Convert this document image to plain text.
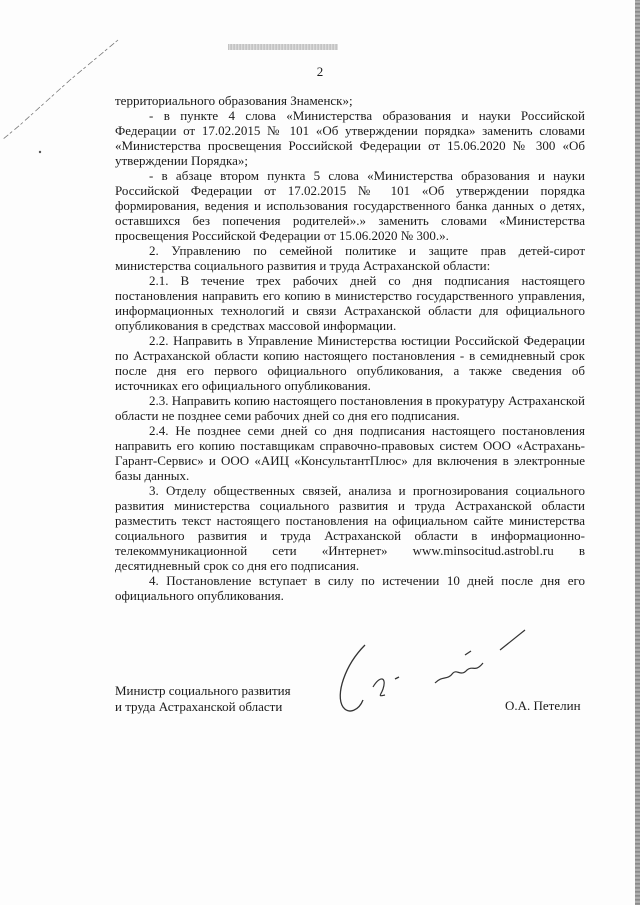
2

территориального образования Знаменск»;

- в пункте 4 слова «Министерства образования и науки Российской Федерации от 17.02.2015 № 101 «Об утверждении порядка» заменить словами «Министерства просвещения Российской Федерации от 15.06.2020 № 300 «Об утверждении Порядка»;

- в абзаце втором пункта 5 слова «Министерства образования и науки Российской Федерации от 17.02.2015 № 101 «Об утверждении порядка формирования, ведения и использования государственного банка данных о детях, оставшихся без попечения родителей».» заменить словами «Министерства просвещения Российской Федерации от 15.06.2020 № 300.».

2. Управлению по семейной политике и защите прав детей-сирот министерства социального развития и труда Астраханской области:

2.1. В течение трех рабочих дней со дня подписания настоящего постановления направить его копию в министерство государственного управления, информационных технологий и связи Астраханской области для официального опубликования в средствах массовой информации.

2.2. Направить в Управление Министерства юстиции Российской Федерации по Астраханской области копию настоящего постановления - в семидневный срок после дня его первого официального опубликования, а также сведения об источниках его официального опубликования.

2.3. Направить копию настоящего постановления в прокуратуру Астраханской области не позднее семи рабочих дней со дня его подписания.

2.4. Не позднее семи дней со дня подписания настоящего постановления направить его копию поставщикам справочно-правовых систем ООО «Астрахань-Гарант-Сервис» и ООО «АИЦ «КонсультантПлюс» для включения в электронные базы данных.

3. Отделу общественных связей, анализа и прогнозирования социального развития министерства социального развития и труда Астраханской области разместить текст настоящего постановления на официальном сайте министерства социального развития и труда Астраханской области в информационно-телекоммуникационной сети «Интернет» www.minsocitud.astrobl.ru в десятидневный срок со дня его подписания.

4. Постановление вступает в силу по истечении 10 дней после дня его официального опубликования.

Министр социального развития
и труда Астраханской области	О.А. Петелин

**Task statement**
Pick out every line above that contains the word "науки" and copy it.

**Solution to the problem**
- в пункте 4 слова «Министерства образования и науки Российской Федерации от 17.02.2015 № 101 «Об утверждении порядка» заменить словами «Министерства просвещения Российской Федерации от 15.06.2020 № 300 «Об утверждении Порядка»;
- в абзаце втором пункта 5 слова «Министерства образования и науки Российской Федерации от 17.02.2015 № 101 «Об утверждении порядка формирования, ведения и использования государственного банка данных о детях, оставшихся без попечения родителей».» заменить словами «Министерства просвещения Российской Федерации от 15.06.2020 № 300.».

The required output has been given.